**SHORT PROBLEM:** Extract the complete data exactly as given.

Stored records

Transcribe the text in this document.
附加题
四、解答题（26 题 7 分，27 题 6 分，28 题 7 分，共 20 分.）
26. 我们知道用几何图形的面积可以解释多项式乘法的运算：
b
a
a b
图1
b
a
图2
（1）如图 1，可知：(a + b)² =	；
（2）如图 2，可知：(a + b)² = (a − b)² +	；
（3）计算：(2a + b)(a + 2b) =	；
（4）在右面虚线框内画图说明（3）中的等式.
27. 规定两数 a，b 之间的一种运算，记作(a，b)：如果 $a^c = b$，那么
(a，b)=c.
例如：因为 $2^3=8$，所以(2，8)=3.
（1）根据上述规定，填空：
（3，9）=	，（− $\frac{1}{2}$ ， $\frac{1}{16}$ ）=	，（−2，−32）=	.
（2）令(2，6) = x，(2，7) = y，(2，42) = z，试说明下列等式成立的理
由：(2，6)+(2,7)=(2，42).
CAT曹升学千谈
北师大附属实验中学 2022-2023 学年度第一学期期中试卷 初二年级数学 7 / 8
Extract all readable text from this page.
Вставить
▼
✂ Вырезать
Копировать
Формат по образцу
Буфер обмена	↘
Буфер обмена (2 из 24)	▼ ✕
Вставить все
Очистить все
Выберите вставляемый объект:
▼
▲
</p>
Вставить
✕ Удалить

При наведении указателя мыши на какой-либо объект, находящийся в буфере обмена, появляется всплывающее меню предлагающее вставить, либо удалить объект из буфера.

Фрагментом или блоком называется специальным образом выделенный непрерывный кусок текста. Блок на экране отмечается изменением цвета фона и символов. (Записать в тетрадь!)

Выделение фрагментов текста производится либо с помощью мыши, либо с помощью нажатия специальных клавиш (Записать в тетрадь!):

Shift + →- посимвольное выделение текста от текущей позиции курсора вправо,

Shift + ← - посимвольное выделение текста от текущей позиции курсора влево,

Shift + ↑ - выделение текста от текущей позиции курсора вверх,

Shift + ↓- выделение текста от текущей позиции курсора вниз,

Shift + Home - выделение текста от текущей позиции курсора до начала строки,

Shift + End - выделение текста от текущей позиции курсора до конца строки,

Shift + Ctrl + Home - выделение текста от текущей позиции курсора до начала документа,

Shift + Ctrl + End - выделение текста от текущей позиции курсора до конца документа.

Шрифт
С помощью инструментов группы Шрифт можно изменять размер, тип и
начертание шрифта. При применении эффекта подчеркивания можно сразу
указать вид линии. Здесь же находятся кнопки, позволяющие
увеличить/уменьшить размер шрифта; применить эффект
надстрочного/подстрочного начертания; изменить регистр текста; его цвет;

**WRITTEN RESPONSE:**
Transcribe the text in this document.
附加题
四、解答题（26 题 7 分，27 题 6 分，28 题 7 分，共 20 分.）
26. 我们知道用几何图形的面积可以解释多项式乘法的运算：
b
a
a b
图1
b
a
图2
（1）如图 1，可知：(a + b)² =	；
（2）如图 2，可知：(a + b)² = (a − b)² +	；
（3）计算：(2a + b)(a + 2b) =	；
（4）在右面虚线框内画图说明（3）中的等式.
27. 规定两数 a，b 之间的一种运算，记作(a，b)：如果 $a^c = b$，那么
(a，b)=c.
例如：因为 $2^3=8$，所以(2，8)=3.
（1）根据上述规定，填空：
（3，9）=	，（− $\frac{1}{2}$ ， $\frac{1}{16}$ ）=	，（−2，−32）=	.
（2）令(2，6) = x，(2，7) = y，(2，42) = z，试说明下列等式成立的理
由：(2，6)+(2,7)=(2，42).
CAT曹升学千谈
北师大附属实验中学 2022-2023 学年度第一学期期中试卷 初二年级数学 7 / 8
Extract all readable text from this page.
Вставить
▼
✂ Вырезать
Копировать
Формат по образцу
Буфер обмена	↘
Буфер обмена (2 из 24)	▼ ✕
Вставить все
Очистить все
Выберите вставляемый объект:
▼
▲
</p>
Вставить
✕ Удалить

При наведении указателя мыши на какой-либо объект, находящийся в буфере обмена, появляется всплывающее меню предлагающее вставить, либо удалить объект из буфера.

Фрагментом или блоком называется специальным образом выделенный непрерывный кусок текста. Блок на экране отмечается изменением цвета фона и символов. (Записать в тетрадь!)

Выделение фрагментов текста производится либо с помощью мыши, либо с помощью нажатия специальных клавиш (Записать в тетрадь!):

Shift + →- посимвольное выделение текста от текущей позиции курсора вправо,

Shift + ← - посимвольное выделение текста от текущей позиции курсора влево,

Shift + ↑ - выделение текста от текущей позиции курсора вверх,

Shift + ↓- выделение текста от текущей позиции курсора вниз,

Shift + Home - выделение текста от текущей позиции курсора до начала строки,

Shift + End - выделение текста от текущей позиции курсора до конца строки,

Shift + Ctrl + Home - выделение текста от текущей позиции курсора до начала документа,

Shift + Ctrl + End - выделение текста от текущей позиции курсора до конца документа.

Шрифт
С помощью инструментов группы Шрифт можно изменять размер, тип и
начертание шрифта. При применении эффекта подчеркивания можно сразу
указать вид линии. Здесь же находятся кнопки, позволяющие
увеличить/уменьшить размер шрифта; применить эффект
надстрочного/подстрочного начертания; изменить регистр текста; его цвет;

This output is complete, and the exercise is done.